(Dataset entries)
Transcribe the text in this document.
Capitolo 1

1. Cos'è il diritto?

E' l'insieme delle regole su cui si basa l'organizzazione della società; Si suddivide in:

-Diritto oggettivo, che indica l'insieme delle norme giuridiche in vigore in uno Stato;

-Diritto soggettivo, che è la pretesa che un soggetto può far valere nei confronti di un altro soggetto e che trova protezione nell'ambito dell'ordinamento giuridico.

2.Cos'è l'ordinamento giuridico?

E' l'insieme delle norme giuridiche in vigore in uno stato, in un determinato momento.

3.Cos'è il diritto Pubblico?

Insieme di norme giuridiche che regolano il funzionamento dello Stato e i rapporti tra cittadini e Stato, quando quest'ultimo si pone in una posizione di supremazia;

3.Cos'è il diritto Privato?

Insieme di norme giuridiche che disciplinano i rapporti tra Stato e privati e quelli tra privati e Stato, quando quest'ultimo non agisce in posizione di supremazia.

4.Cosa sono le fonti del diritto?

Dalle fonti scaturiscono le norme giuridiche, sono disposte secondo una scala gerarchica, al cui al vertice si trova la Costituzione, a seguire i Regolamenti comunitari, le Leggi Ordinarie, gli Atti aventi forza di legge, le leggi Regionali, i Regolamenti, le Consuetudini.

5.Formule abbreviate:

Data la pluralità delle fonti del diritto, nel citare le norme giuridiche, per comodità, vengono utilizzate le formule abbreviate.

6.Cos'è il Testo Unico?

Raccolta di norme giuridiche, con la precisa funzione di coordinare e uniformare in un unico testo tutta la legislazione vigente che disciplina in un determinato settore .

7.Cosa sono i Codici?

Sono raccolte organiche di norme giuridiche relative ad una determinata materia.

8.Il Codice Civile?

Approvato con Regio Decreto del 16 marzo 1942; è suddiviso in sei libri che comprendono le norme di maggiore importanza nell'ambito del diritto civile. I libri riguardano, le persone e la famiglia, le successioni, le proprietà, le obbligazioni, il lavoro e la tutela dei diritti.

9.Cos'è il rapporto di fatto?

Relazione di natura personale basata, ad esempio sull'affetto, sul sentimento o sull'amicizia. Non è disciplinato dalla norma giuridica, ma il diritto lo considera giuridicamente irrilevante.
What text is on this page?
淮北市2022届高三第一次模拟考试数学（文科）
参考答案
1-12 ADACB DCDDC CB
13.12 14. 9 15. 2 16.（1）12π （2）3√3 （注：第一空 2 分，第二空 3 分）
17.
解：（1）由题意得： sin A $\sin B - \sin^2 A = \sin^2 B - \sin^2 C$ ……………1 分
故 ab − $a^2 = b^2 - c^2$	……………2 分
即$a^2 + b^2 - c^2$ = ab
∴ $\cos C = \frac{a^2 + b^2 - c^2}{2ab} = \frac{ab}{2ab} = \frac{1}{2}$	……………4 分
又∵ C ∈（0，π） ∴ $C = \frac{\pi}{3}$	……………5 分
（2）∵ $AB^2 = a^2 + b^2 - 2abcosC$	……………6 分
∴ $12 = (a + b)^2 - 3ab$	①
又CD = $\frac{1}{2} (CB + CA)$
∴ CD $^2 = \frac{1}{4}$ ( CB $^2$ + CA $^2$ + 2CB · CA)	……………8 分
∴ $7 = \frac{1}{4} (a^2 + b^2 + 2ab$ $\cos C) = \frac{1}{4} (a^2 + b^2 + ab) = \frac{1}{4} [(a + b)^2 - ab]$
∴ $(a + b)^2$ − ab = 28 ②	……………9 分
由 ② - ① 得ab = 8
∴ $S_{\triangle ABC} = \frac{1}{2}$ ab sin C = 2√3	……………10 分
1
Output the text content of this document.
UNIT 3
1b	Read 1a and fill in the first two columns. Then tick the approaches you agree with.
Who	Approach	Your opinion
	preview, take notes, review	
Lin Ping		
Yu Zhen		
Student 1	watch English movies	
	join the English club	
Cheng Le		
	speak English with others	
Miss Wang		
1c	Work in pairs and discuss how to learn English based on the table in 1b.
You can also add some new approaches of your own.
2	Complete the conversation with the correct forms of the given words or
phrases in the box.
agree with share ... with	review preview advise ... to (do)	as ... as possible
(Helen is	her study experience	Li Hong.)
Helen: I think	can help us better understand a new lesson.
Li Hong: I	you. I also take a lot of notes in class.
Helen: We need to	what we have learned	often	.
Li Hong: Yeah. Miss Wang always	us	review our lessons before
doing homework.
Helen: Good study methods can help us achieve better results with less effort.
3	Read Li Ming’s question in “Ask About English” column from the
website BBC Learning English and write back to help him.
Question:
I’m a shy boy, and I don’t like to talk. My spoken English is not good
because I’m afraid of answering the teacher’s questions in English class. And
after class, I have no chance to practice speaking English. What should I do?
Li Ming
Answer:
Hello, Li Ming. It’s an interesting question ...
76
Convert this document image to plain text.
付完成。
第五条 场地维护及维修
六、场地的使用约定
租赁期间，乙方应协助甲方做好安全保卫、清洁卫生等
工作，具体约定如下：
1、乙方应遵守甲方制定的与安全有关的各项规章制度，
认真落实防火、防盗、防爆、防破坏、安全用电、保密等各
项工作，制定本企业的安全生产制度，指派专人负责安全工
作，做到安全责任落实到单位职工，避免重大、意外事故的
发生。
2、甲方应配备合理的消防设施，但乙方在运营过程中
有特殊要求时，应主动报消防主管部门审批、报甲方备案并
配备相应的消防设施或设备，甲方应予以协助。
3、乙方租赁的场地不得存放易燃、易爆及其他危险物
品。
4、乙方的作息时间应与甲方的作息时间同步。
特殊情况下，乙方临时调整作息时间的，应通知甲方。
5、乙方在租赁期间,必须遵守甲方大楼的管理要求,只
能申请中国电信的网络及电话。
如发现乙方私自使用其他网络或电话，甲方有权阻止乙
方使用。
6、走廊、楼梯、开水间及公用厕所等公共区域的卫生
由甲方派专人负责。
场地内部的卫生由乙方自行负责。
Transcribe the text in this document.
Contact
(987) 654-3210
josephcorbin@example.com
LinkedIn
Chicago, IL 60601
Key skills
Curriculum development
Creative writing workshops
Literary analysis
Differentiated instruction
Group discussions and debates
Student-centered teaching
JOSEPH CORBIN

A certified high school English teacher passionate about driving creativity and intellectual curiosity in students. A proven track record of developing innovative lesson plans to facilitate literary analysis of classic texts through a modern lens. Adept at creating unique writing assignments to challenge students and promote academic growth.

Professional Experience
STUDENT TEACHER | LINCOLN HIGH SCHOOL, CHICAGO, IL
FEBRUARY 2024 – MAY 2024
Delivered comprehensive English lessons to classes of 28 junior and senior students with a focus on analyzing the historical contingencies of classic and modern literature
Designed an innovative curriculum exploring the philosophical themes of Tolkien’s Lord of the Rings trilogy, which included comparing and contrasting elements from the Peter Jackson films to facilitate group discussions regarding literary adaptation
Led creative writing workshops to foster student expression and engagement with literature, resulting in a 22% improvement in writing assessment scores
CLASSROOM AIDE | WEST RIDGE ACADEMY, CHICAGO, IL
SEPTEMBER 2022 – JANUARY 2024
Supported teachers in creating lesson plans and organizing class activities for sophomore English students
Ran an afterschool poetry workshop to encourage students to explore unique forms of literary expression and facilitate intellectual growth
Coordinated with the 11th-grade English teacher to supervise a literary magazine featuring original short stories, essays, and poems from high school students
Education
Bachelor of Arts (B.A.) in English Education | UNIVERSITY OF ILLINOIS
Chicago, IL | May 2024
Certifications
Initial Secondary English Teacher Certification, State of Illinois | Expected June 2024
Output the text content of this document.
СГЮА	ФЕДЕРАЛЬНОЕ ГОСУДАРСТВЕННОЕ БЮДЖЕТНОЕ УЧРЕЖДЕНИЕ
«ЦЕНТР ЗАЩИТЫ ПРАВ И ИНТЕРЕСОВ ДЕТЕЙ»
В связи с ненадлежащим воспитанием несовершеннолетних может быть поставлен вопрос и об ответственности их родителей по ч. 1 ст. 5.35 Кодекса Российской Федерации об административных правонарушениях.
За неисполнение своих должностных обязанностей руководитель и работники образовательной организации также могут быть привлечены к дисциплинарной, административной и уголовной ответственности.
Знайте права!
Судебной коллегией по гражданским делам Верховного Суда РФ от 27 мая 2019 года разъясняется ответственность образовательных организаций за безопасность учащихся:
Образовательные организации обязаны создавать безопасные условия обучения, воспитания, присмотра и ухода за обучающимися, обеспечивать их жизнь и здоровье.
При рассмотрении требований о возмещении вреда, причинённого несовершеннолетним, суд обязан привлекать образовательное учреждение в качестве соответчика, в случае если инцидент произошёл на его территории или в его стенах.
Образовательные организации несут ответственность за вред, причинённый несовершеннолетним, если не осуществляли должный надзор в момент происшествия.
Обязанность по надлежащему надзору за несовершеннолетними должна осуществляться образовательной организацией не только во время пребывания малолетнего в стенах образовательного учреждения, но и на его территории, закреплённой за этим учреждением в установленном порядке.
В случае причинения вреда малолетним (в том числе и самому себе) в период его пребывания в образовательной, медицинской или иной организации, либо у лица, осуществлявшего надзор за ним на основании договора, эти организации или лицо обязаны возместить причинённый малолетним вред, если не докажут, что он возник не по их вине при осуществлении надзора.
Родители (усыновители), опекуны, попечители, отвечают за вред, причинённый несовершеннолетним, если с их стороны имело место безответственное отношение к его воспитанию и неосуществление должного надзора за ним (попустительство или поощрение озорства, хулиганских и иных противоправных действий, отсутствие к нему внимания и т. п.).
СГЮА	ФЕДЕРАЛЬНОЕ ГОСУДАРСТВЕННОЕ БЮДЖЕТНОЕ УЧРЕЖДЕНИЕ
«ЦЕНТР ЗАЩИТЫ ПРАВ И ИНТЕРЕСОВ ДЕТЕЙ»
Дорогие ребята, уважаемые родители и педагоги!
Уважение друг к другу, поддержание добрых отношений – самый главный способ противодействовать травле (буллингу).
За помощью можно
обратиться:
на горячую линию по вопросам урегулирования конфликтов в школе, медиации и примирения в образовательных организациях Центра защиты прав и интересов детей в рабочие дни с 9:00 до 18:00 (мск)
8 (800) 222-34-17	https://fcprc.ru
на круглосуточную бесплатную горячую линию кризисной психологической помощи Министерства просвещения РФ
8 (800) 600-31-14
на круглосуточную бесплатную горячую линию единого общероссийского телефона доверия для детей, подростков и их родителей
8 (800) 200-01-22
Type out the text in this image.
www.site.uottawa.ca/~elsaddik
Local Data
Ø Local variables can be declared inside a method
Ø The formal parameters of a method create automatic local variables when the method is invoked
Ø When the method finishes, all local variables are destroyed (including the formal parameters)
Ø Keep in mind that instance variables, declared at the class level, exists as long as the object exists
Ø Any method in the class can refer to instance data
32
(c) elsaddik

* THE TASK *
From the data, list each line in which the string "growth" appears.

* ANSWER TO THE EXERCISE *
A certified high school English teacher passionate about driving creativity and intellectual curiosity in students. A proven track record of developing innovative lesson plans to facilitate literary analysis of classic texts through a modern lens. Adept at creating unique writing assignments to challenge students and promote academic growth.
Ran an afterschool poetry workshop to encourage students to explore unique forms of literary expression and facilitate intellectual growth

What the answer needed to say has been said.